Start of Material to process
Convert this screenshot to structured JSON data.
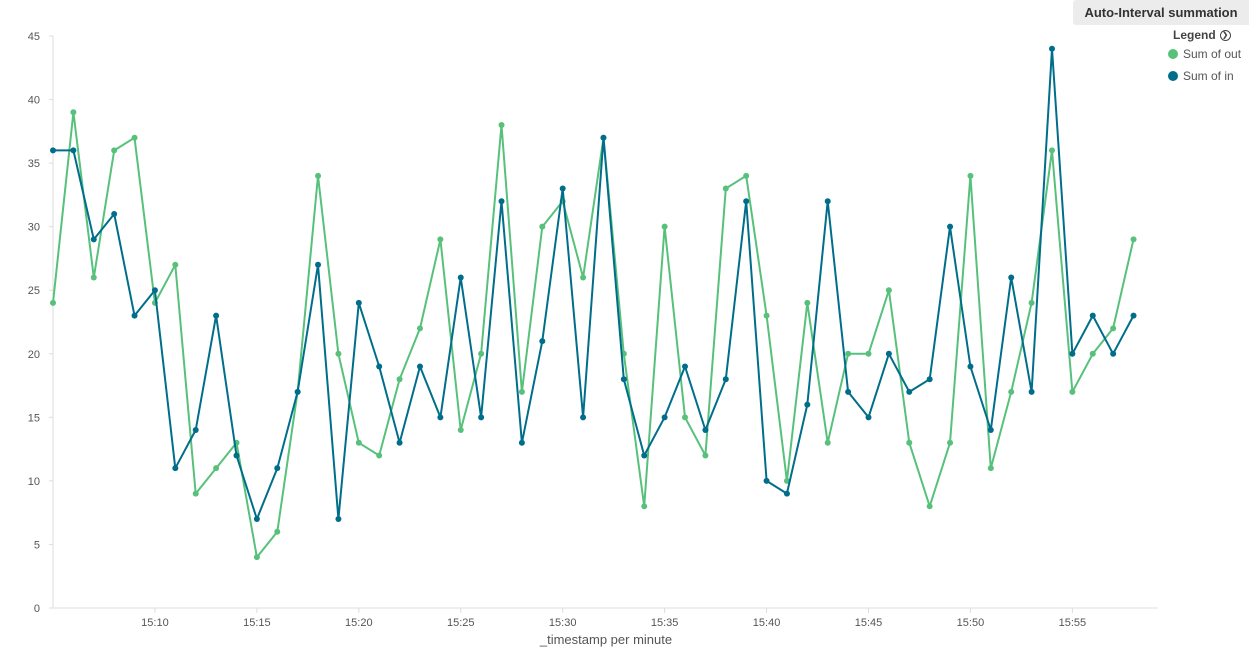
{
  "header": {
    "badge_label": "Auto-Interval summation"
  },
  "legend": {
    "title": "Legend",
    "items": [
      {
        "label": "Sum of out",
        "color": "#57c17b"
      },
      {
        "label": "Sum of in",
        "color": "#006e8a"
      }
    ]
  },
  "chart_data": {
    "type": "line",
    "xlabel": "_timestamp per minute",
    "ylabel": "",
    "x_unit": "minutes past 15:00",
    "xlim": [
      5,
      59.2
    ],
    "ylim": [
      0,
      45
    ],
    "yticks": [
      0,
      5,
      10,
      15,
      20,
      25,
      30,
      35,
      40,
      45
    ],
    "xticks": [
      {
        "value": 10,
        "label": "15:10"
      },
      {
        "value": 15,
        "label": "15:15"
      },
      {
        "value": 20,
        "label": "15:20"
      },
      {
        "value": 25,
        "label": "15:25"
      },
      {
        "value": 30,
        "label": "15:30"
      },
      {
        "value": 35,
        "label": "15:35"
      },
      {
        "value": 40,
        "label": "15:40"
      },
      {
        "value": 45,
        "label": "15:45"
      },
      {
        "value": 50,
        "label": "15:50"
      },
      {
        "value": 55,
        "label": "15:55"
      }
    ],
    "x": [
      5,
      6,
      7,
      8,
      9,
      10,
      11,
      12,
      13,
      14,
      15,
      16,
      17,
      18,
      19,
      20,
      21,
      22,
      23,
      24,
      25,
      26,
      27,
      28,
      29,
      30,
      31,
      32,
      33,
      34,
      35,
      36,
      37,
      38,
      39,
      40,
      41,
      42,
      43,
      44,
      45,
      46,
      47,
      48,
      49,
      50,
      51,
      52,
      53,
      54,
      55,
      56,
      57,
      58
    ],
    "series": [
      {
        "name": "Sum of out",
        "color": "#57c17b",
        "values": [
          24,
          39,
          26,
          36,
          37,
          24,
          27,
          9,
          11,
          13,
          4,
          6,
          17,
          34,
          20,
          13,
          12,
          18,
          22,
          29,
          14,
          20,
          38,
          17,
          30,
          32,
          26,
          37,
          20,
          8,
          30,
          15,
          12,
          33,
          34,
          23,
          10,
          24,
          13,
          20,
          20,
          25,
          13,
          8,
          13,
          34,
          11,
          17,
          24,
          36,
          17,
          20,
          22,
          29
        ]
      },
      {
        "name": "Sum of in",
        "color": "#006e8a",
        "values": [
          36,
          36,
          29,
          31,
          23,
          25,
          11,
          14,
          23,
          12,
          7,
          11,
          17,
          27,
          7,
          24,
          19,
          13,
          19,
          15,
          26,
          15,
          32,
          13,
          21,
          33,
          15,
          37,
          18,
          12,
          15,
          19,
          14,
          18,
          32,
          10,
          9,
          16,
          32,
          17,
          15,
          20,
          17,
          18,
          30,
          19,
          14,
          26,
          17,
          44,
          20,
          23,
          20,
          23
        ]
      }
    ]
  }
}
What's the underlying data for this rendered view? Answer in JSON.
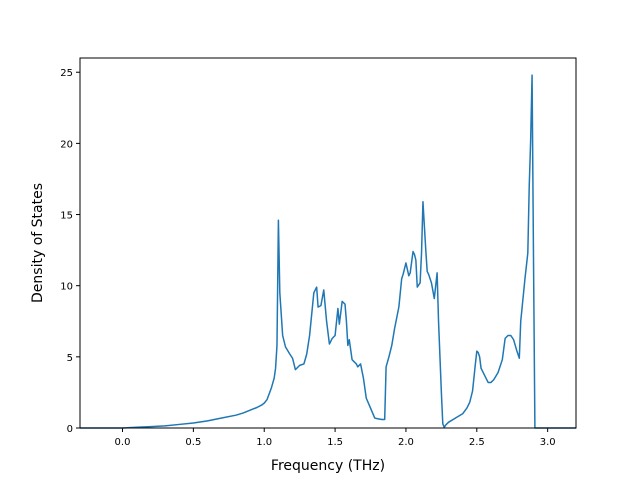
{
  "chart_data": {
    "type": "line",
    "title": "",
    "xlabel": "Frequency (THz)",
    "ylabel": "Density of States",
    "xlim": [
      -0.3,
      3.2
    ],
    "ylim": [
      0,
      26
    ],
    "xticks": [
      0.0,
      0.5,
      1.0,
      1.5,
      2.0,
      2.5,
      3.0
    ],
    "xtick_labels": [
      "0.0",
      "0.5",
      "1.0",
      "1.5",
      "2.0",
      "2.5",
      "3.0"
    ],
    "yticks": [
      0,
      5,
      10,
      15,
      20,
      25
    ],
    "ytick_labels": [
      "0",
      "5",
      "10",
      "15",
      "20",
      "25"
    ],
    "grid": false,
    "legend": "none",
    "line_color": "#1f77b4",
    "series": [
      {
        "x": [
          -0.3,
          0.0,
          0.1,
          0.2,
          0.3,
          0.4,
          0.5,
          0.6,
          0.7,
          0.8,
          0.85,
          0.9,
          0.95,
          0.98,
          1.0,
          1.02,
          1.05,
          1.07,
          1.08,
          1.09,
          1.1,
          1.11,
          1.13,
          1.15,
          1.18,
          1.2,
          1.22,
          1.25,
          1.28,
          1.3,
          1.32,
          1.35,
          1.37,
          1.38,
          1.4,
          1.42,
          1.44,
          1.46,
          1.48,
          1.5,
          1.52,
          1.53,
          1.55,
          1.56,
          1.57,
          1.58,
          1.59,
          1.6,
          1.62,
          1.65,
          1.66,
          1.68,
          1.7,
          1.72,
          1.75,
          1.78,
          1.8,
          1.83,
          1.85,
          1.86,
          1.88,
          1.9,
          1.92,
          1.95,
          1.97,
          1.98,
          2.0,
          2.02,
          2.03,
          2.05,
          2.06,
          2.07,
          2.08,
          2.1,
          2.11,
          2.12,
          2.13,
          2.14,
          2.15,
          2.16,
          2.18,
          2.2,
          2.22,
          2.23,
          2.25,
          2.26,
          2.27,
          2.28,
          2.3,
          2.35,
          2.4,
          2.43,
          2.45,
          2.47,
          2.49,
          2.5,
          2.51,
          2.52,
          2.53,
          2.55,
          2.58,
          2.6,
          2.62,
          2.65,
          2.68,
          2.7,
          2.72,
          2.74,
          2.76,
          2.78,
          2.8,
          2.81,
          2.82,
          2.84,
          2.86,
          2.87,
          2.88,
          2.89,
          2.9,
          2.91,
          2.92,
          3.0,
          3.1,
          3.2
        ],
        "y": [
          0,
          0,
          0.05,
          0.1,
          0.15,
          0.25,
          0.35,
          0.5,
          0.7,
          0.9,
          1.05,
          1.25,
          1.45,
          1.6,
          1.75,
          2.0,
          2.8,
          3.5,
          4.2,
          5.8,
          14.6,
          9.5,
          6.5,
          5.7,
          5.2,
          4.9,
          4.1,
          4.4,
          4.5,
          5.2,
          6.5,
          9.5,
          9.9,
          8.5,
          8.6,
          9.7,
          7.5,
          5.9,
          6.3,
          6.5,
          8.4,
          7.3,
          8.9,
          8.8,
          8.7,
          7.5,
          5.8,
          6.2,
          4.8,
          4.5,
          4.3,
          4.5,
          3.5,
          2.1,
          1.4,
          0.7,
          0.65,
          0.6,
          0.6,
          4.3,
          5.0,
          5.8,
          7.0,
          8.5,
          10.5,
          10.8,
          11.6,
          10.7,
          10.9,
          12.4,
          12.2,
          11.8,
          9.9,
          10.2,
          12.3,
          15.9,
          14.2,
          12.5,
          11.0,
          10.8,
          10.2,
          9.1,
          10.9,
          7.5,
          2.5,
          0.3,
          0.05,
          0.2,
          0.4,
          0.7,
          1.0,
          1.4,
          1.8,
          2.6,
          4.5,
          5.4,
          5.3,
          5.0,
          4.2,
          3.8,
          3.2,
          3.2,
          3.4,
          3.9,
          4.8,
          6.3,
          6.5,
          6.5,
          6.2,
          5.5,
          4.9,
          7.5,
          8.5,
          10.5,
          12.3,
          17.0,
          20.2,
          24.8,
          12.0,
          0,
          0,
          0,
          0,
          0
        ]
      }
    ]
  }
}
End of Material to process
Tally up the lines with the word "xlabel" in them, and answer with that number by itself.

Finished answer: 2